## Collected data entries
┌──

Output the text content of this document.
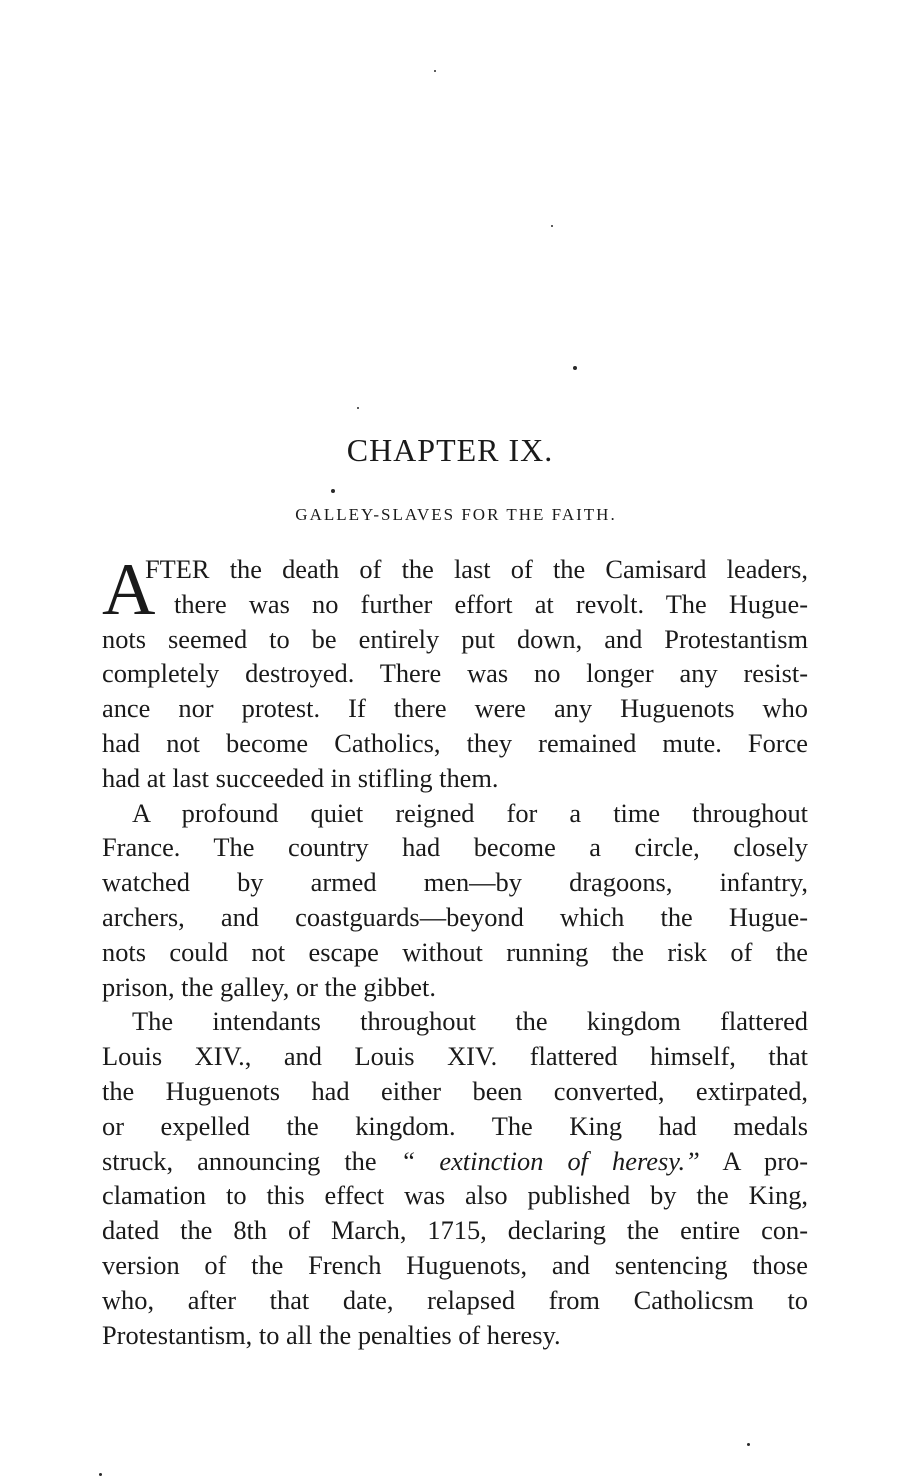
CHAPTER IX.
GALLEY-SLAVES FOR THE FAITH.
A
FTER the death of the last of the Camisard leaders,
there was no further effort at revolt. The Hugue-
nots seemed to be entirely put down, and Protestantism
completely destroyed. There was no longer any resist-
ance nor protest. If there were any Huguenots who
had not become Catholics, they remained mute. Force
had at last succeeded in stifling them.
A profound quiet reigned for a time throughout
France. The country had become a circle, closely
watched by armed men—by dragoons, infantry,
archers, and coastguards—beyond which the Hugue-
nots could not escape without running the risk of the
prison, the galley, or the gibbet.
The intendants throughout the kingdom flattered
Louis XIV., and Louis XIV. flattered himself, that
the Huguenots had either been converted, extirpated,
or expelled the kingdom. The King had medals
struck, announcing the “ extinction of heresy.” A pro-
clamation to this effect was also published by the King,
dated the 8th of March, 1715, declaring the entire con-
version of the French Huguenots, and sentencing those
who, after that date, relapsed from Catholicsm to
Protestantism, to all the penalties of heresy.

└──

## SHORT EXERCISE
Look through the material above and pick out each line holding the word "Protestantism".

## FULL ANSWER
nots seemed to be entirely put down, and Protestantism
Protestantism, to all the penalties of heresy.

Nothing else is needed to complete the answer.